**** DATASET EXTRACT ****

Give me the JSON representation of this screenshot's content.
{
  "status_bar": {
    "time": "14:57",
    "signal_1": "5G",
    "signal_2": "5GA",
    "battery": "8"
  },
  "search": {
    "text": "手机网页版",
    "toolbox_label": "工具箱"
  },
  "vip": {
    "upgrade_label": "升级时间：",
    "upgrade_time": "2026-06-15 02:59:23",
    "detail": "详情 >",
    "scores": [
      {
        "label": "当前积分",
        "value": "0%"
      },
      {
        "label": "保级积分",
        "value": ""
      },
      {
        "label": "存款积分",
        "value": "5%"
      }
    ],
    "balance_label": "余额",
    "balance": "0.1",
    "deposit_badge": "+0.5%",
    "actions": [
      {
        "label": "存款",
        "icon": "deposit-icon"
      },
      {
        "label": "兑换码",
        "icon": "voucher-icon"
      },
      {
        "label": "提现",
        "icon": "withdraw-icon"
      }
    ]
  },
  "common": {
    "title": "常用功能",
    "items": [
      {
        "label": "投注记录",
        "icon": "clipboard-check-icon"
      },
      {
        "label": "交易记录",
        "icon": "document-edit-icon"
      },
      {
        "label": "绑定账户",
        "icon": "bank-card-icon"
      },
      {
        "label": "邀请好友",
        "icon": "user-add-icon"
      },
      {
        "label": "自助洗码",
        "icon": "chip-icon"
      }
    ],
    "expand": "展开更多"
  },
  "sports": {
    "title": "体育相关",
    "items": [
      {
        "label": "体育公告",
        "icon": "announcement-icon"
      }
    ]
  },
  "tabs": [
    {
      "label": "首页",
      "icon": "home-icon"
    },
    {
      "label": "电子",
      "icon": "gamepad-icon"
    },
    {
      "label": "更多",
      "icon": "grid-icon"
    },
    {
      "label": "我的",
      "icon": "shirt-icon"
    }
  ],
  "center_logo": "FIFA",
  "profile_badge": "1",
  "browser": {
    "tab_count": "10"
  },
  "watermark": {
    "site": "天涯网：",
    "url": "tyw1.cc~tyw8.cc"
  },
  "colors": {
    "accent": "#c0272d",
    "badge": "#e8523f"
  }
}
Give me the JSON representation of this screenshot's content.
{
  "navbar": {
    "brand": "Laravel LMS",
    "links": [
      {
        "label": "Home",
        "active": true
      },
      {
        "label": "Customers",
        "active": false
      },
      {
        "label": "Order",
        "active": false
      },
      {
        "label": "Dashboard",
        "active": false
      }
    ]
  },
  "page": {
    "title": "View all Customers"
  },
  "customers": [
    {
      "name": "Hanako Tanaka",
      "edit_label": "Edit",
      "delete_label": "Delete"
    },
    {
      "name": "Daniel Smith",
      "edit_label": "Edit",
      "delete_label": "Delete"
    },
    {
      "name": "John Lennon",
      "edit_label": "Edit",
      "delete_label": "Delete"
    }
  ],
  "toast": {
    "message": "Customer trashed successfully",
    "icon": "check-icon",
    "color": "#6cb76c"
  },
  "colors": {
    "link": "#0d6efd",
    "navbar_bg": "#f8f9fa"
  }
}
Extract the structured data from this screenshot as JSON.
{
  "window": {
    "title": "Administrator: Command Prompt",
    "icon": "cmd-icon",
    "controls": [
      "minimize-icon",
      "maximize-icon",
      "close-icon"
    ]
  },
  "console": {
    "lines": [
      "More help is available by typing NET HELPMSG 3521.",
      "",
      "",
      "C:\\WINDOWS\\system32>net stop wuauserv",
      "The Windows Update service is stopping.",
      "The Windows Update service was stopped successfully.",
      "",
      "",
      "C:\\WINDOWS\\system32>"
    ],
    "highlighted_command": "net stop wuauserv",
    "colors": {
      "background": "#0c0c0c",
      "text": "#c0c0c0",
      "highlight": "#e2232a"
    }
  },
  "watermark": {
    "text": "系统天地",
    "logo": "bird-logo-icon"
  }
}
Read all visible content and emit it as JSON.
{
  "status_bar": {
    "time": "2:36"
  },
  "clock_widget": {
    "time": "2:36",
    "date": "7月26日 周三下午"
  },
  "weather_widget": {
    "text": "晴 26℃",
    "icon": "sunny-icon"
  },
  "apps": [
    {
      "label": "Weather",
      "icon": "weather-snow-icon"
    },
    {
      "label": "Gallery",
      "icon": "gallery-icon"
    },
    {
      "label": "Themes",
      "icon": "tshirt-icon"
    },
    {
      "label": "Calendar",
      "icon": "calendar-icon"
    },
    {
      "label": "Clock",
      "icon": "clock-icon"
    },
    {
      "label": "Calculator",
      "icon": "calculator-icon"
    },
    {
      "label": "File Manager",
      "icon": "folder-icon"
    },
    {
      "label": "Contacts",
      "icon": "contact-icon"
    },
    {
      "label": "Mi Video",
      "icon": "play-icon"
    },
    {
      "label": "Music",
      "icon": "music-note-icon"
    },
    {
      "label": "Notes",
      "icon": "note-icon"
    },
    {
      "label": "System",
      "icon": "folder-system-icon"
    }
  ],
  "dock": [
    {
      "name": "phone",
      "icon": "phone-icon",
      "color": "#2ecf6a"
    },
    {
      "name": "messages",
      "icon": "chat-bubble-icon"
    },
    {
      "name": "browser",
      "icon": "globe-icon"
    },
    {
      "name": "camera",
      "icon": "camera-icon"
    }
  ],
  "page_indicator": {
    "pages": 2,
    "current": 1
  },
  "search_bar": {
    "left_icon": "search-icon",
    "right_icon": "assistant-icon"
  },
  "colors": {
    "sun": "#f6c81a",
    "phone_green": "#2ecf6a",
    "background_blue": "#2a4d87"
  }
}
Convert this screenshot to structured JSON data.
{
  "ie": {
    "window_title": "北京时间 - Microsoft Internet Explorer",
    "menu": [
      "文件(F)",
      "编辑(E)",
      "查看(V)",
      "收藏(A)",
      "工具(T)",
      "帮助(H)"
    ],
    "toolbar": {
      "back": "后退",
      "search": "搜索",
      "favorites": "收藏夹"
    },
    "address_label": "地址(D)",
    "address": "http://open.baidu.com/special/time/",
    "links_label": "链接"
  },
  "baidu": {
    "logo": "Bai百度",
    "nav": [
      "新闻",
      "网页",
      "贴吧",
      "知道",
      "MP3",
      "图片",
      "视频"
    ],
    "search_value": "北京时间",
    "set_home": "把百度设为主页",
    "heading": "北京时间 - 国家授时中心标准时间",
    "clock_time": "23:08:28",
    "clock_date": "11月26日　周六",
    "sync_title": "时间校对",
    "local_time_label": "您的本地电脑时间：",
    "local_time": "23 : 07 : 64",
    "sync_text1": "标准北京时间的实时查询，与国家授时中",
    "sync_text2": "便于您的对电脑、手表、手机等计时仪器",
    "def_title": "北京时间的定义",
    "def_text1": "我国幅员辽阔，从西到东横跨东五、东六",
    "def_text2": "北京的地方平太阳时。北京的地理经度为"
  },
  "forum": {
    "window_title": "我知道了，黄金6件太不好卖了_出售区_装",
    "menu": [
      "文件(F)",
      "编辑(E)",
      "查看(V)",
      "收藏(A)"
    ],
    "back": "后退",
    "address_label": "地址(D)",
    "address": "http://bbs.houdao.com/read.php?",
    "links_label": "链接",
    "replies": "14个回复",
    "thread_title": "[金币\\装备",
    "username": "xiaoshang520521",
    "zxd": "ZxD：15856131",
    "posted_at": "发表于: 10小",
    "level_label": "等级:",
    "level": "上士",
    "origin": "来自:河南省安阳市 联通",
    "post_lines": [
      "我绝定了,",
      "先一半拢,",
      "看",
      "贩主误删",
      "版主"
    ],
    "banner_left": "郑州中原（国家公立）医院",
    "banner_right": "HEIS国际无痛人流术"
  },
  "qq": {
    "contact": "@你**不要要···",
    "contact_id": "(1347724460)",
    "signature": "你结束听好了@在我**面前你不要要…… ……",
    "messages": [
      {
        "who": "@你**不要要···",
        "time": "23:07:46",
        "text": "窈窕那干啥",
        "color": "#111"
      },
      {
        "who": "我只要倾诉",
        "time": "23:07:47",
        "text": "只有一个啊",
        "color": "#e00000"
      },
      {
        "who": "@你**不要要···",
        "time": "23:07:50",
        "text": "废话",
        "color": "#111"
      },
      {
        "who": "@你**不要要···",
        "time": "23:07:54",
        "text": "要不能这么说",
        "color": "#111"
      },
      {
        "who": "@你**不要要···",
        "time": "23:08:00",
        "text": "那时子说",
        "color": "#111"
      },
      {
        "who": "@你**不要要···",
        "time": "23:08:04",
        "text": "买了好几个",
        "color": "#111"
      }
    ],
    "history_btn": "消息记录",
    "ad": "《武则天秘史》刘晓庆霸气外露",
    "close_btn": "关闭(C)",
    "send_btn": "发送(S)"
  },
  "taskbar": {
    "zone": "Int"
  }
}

****

### EXERCISE AIM:
Reply with nothing except the number of lines in the listing above that include "screenshot".

### SOLUTION FOR THIS PROBLEM:
4